*Quoted passage*.
<<<<

Single by Jessie Ware

from the album That! Feels Good!
- Released: 19 July 2022
- Genre: Italo disco; house; dance-pop;
- Length: 3:54
- Label: PMR; EMI;
- Songwriters: Jessie Ware; Stuart Price; Clarence Coffee Jr.;
- Producer: Stuart Price;

Jessie Ware singles chronology
| "Kiss of Life" (2021) | "Free Yourself" (2022) | "Pearls" (2023) |

Music video
- "Free Yourself" on YouTube

= Free Yourself (Jessie Ware song) =

"Free Yourself" is a song recorded by British singer-songwriter Jessie Ware. It was written by Ware, Clarence Coffee Jr. of the production team the Monsters & Strangerz, and Stuart Price for her fifth studio album That! Feels Good! (2023), while production was helmed by the latter. The song was released by PMR Records and EMI as the album's first single on 19 July 2022 and peaked at number 33 on the UK Singles Downloads chart.

>>>>

*Records*.

<<<<

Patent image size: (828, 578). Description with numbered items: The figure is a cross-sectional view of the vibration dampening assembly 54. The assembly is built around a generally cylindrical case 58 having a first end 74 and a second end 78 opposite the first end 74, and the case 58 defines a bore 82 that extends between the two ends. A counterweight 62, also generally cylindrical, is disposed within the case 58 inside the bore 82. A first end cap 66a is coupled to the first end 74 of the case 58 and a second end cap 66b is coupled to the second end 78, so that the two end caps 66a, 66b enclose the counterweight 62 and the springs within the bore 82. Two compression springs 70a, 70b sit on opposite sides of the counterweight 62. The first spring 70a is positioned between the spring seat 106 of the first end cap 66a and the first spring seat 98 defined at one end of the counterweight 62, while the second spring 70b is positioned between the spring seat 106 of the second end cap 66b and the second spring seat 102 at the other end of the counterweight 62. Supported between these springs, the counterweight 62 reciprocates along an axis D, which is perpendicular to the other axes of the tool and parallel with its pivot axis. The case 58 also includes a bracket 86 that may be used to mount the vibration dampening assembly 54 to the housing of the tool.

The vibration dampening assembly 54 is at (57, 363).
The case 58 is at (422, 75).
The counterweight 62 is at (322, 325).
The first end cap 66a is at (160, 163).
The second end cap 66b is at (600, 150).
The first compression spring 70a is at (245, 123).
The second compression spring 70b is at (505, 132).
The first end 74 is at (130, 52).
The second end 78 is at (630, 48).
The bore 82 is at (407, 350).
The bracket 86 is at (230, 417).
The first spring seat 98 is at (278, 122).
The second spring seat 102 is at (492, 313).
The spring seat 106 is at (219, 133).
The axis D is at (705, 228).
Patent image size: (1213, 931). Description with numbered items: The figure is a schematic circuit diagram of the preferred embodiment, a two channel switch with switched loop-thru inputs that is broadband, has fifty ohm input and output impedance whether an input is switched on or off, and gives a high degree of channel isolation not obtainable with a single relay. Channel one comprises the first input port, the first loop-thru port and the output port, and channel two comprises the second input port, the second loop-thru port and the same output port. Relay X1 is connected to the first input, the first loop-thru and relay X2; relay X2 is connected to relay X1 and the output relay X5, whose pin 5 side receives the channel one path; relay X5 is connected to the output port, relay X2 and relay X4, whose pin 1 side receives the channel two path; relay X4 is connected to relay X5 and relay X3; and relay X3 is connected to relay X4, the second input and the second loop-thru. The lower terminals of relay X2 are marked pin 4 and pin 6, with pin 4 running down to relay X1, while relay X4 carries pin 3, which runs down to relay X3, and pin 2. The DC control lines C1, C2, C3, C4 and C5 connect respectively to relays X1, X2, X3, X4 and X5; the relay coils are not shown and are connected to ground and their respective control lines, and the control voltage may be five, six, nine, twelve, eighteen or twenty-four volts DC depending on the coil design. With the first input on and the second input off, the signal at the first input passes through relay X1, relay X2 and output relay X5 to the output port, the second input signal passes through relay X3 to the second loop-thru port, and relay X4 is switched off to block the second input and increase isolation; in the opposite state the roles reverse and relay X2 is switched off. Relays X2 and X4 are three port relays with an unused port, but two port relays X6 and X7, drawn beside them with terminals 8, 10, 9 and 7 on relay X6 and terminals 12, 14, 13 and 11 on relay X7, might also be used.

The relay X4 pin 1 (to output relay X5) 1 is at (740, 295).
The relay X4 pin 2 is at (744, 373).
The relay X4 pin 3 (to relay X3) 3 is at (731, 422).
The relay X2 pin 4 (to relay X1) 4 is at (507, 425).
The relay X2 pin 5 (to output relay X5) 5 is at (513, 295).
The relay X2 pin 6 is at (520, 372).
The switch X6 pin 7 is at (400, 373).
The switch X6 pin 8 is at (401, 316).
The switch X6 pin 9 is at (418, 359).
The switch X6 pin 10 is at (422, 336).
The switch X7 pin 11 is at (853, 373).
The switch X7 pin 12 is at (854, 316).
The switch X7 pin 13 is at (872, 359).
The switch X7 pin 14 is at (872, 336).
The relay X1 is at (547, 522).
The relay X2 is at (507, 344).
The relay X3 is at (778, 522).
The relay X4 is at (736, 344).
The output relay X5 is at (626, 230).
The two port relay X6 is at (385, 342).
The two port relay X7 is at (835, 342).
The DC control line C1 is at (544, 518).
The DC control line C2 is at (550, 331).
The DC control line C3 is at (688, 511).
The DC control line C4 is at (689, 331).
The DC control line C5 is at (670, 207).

>>>>

*To do*.
(a) According to the Free Yourself article, what was the song's peak position, and on which chart?
(b) Please reproduce the portion of the Free Yourself article that opens with the words containing "Jessie Ware singles" and closes with "Singles Downloads chart.".
(c) The Free Yourself article says production "was helmed by the latter." Explain who this refers to and what else in the article confirms it.

*Set of answers*.
(a) Number 33 on the UK Singles Downloads chart.

(b)
Jessie Ware singles chronology
| "Kiss of Life" (2021) | "Free Yourself" (2022) | "Pearls" (2023) |

Music video
- "Free Yourself" on YouTube

= Free Yourself (Jessie Ware song) =

"Free Yourself" is a song recorded by British singer-songwriter Jessie Ware. It was written by Ware, Clarence Coffee Jr. of the production team the Monsters & Strangerz, and Stuart Price for her fifth studio album That! Feels Good! (2023), while production was helmed by the latter. The song was released by PMR Records and EMI as the album's first single on 19 July 2022 and peaked at number 33 on the UK Singles Downloads chart.

(c) It refers to Stuart Price, the last of the three writers named in that sentence. The article's details list also gives Stuart Price as the song's producer.